> **Written problem**:
Scan the records below. List lines holding "give".

======

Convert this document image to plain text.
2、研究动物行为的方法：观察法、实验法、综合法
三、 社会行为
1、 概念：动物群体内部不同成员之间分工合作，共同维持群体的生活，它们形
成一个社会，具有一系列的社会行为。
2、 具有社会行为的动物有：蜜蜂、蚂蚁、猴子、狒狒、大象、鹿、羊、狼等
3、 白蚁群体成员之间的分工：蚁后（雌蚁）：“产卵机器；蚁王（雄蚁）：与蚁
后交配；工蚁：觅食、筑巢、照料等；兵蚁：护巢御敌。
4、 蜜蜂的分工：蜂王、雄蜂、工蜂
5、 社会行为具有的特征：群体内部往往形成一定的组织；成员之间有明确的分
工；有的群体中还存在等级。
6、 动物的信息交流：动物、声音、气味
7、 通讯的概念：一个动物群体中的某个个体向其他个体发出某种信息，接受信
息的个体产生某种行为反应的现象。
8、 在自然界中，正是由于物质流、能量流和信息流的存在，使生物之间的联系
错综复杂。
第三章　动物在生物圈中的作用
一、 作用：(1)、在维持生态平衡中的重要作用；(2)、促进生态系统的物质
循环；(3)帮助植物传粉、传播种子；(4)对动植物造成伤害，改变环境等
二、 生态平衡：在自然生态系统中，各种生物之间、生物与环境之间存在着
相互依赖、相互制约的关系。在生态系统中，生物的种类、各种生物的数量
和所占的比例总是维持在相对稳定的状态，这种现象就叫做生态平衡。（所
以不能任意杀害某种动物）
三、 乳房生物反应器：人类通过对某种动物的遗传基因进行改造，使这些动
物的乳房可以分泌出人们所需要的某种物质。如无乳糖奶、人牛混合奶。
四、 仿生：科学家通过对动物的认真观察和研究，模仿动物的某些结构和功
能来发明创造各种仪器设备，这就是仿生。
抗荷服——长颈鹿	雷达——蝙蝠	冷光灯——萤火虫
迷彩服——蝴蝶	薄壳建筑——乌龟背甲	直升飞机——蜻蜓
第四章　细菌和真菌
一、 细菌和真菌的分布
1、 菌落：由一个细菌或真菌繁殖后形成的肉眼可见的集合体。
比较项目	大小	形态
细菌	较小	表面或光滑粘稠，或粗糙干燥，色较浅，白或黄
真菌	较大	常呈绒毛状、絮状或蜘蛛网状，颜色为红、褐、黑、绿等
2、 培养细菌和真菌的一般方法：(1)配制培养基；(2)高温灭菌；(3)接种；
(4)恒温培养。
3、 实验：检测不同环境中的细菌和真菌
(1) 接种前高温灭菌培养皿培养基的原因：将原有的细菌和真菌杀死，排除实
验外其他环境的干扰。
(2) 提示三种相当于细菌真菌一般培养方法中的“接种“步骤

======

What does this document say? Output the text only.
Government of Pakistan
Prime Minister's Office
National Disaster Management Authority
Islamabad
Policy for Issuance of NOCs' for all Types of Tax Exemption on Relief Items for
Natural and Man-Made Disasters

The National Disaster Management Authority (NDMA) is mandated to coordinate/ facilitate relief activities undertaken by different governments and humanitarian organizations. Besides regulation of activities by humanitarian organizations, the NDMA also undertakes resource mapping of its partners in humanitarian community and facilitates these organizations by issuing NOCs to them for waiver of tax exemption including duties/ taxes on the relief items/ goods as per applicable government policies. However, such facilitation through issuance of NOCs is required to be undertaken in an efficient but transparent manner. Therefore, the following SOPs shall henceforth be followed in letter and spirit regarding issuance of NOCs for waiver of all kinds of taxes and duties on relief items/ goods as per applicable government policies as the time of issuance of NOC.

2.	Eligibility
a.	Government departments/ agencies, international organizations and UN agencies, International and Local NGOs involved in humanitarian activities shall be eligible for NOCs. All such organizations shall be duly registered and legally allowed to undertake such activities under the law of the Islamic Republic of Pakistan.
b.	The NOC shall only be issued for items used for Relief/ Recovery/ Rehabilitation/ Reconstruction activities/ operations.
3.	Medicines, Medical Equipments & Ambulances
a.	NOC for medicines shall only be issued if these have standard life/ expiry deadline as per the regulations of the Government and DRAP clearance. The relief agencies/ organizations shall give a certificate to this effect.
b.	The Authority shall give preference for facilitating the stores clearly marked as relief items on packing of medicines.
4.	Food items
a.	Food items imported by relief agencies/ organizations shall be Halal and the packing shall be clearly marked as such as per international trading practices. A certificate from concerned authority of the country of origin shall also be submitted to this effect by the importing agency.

======

> **Exercise result**:
a.	NOC for medicines shall only be issued if these have standard life/ expiry deadline as per the regulations of the Government and DRAP clearance. The relief agencies/ organizations shall give a certificate to this effect.
b.	The Authority shall give preference for facilitating the stores clearly marked as relief items on packing of medicines.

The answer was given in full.